> **WHAT IS EXPECTED**:
Copy out all lines of the records in which the word "some" appears.

########################################

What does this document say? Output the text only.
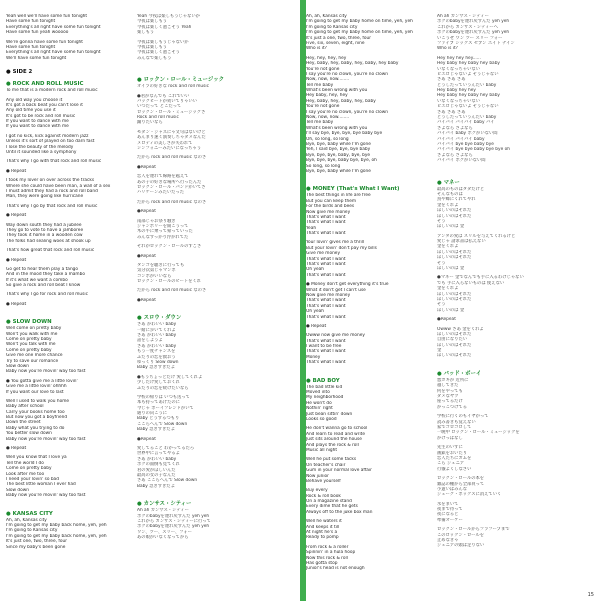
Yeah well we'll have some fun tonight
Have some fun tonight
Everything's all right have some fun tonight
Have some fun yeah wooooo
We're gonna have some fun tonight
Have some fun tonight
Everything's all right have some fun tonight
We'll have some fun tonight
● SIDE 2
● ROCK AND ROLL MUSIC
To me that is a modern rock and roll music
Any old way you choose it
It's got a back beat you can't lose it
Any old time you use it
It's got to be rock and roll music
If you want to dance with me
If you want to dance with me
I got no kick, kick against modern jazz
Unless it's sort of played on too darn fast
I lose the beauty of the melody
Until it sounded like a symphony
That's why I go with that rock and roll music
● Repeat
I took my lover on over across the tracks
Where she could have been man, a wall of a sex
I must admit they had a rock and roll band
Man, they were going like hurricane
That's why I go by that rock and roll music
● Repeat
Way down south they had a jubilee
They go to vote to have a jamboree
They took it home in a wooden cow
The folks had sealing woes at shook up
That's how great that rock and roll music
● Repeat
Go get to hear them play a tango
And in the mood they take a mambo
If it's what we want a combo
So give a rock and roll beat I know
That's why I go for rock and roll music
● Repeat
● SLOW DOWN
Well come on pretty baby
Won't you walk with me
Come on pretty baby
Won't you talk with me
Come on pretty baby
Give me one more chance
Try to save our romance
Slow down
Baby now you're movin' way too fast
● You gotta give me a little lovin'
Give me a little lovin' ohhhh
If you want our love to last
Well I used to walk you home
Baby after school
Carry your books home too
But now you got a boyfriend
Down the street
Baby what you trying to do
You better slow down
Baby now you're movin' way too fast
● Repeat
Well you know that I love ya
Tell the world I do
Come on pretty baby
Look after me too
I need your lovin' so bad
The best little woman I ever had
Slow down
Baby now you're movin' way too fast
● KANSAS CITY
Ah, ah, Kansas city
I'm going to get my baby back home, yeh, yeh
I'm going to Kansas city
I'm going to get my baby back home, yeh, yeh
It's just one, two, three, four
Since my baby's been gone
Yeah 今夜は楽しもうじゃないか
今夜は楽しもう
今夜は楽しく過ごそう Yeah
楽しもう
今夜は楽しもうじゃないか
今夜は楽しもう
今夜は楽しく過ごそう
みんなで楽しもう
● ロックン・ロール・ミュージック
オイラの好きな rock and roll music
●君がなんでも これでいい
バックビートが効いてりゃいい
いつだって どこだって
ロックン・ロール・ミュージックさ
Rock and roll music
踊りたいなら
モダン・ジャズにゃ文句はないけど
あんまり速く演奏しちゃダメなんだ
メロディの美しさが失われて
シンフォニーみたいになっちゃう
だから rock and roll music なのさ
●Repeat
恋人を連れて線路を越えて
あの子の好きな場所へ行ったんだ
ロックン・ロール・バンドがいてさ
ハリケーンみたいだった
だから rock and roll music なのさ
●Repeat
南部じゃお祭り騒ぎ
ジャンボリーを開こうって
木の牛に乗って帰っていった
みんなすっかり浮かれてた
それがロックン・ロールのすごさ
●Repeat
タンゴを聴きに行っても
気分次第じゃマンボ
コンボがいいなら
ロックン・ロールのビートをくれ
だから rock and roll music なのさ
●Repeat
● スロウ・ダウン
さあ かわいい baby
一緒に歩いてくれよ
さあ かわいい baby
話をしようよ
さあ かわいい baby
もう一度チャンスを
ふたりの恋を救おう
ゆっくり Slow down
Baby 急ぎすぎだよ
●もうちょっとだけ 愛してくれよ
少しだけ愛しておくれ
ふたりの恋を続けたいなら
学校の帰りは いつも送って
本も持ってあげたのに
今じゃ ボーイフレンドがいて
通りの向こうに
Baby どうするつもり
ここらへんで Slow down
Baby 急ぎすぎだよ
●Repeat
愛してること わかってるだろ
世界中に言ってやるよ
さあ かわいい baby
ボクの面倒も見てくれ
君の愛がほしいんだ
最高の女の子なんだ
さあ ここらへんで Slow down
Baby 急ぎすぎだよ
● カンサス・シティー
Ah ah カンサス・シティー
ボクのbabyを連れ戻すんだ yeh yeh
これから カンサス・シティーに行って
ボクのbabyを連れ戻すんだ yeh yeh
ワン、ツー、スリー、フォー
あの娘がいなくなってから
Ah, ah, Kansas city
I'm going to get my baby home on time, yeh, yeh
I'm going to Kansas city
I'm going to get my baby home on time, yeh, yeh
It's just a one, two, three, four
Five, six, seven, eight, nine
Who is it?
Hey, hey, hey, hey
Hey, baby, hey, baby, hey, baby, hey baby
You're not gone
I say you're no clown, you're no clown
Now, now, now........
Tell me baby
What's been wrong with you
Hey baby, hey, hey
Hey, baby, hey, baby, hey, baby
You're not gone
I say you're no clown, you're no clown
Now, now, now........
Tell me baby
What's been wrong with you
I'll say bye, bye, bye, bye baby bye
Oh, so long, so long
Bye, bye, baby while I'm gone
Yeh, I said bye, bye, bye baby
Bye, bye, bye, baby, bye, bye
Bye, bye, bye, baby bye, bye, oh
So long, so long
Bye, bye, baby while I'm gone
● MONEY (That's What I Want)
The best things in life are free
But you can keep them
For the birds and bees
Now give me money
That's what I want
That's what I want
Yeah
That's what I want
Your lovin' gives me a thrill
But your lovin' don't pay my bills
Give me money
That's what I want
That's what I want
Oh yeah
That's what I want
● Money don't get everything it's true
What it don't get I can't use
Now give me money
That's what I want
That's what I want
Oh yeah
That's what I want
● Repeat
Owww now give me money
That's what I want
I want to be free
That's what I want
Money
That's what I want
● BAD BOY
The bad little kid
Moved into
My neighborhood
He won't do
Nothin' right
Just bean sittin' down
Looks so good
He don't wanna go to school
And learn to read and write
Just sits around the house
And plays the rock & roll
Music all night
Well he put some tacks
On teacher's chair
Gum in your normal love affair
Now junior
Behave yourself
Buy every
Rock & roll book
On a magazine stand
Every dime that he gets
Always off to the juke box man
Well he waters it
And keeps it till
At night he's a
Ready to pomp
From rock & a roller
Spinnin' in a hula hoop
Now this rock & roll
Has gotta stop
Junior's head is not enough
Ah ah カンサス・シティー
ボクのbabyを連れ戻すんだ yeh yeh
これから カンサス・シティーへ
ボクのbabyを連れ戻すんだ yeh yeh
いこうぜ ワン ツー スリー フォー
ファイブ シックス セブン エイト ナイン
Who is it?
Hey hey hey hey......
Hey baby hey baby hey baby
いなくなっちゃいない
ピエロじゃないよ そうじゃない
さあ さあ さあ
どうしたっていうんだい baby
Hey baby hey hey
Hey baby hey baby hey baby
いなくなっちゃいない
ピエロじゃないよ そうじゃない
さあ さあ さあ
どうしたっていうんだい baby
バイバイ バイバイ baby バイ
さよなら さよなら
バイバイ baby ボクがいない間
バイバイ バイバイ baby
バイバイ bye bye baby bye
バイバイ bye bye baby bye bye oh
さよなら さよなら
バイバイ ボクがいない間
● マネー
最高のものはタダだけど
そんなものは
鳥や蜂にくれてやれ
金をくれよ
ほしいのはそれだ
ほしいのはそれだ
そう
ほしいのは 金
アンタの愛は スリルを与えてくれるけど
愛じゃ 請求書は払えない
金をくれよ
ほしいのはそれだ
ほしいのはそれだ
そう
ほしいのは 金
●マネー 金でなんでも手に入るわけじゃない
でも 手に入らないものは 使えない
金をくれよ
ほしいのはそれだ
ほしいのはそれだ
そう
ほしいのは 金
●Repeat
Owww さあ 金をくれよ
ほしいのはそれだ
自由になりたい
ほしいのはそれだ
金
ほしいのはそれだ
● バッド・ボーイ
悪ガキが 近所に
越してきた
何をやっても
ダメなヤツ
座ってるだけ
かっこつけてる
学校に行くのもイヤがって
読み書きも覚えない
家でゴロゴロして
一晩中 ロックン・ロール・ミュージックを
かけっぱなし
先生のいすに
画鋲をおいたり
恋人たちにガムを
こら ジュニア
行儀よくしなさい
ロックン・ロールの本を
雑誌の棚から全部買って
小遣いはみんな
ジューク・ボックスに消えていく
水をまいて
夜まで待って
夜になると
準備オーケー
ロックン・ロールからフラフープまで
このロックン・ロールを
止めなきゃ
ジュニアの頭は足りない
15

########################################

> **REPLY TO THE EXERCISE**:
Yeah well we'll have some fun tonight
Have some fun tonight
Everything's all right have some fun tonight
Have some fun yeah wooooo
We're gonna have some fun tonight
Have some fun tonight
Everything's all right have some fun tonight
We'll have some fun tonight
Well he put some tacks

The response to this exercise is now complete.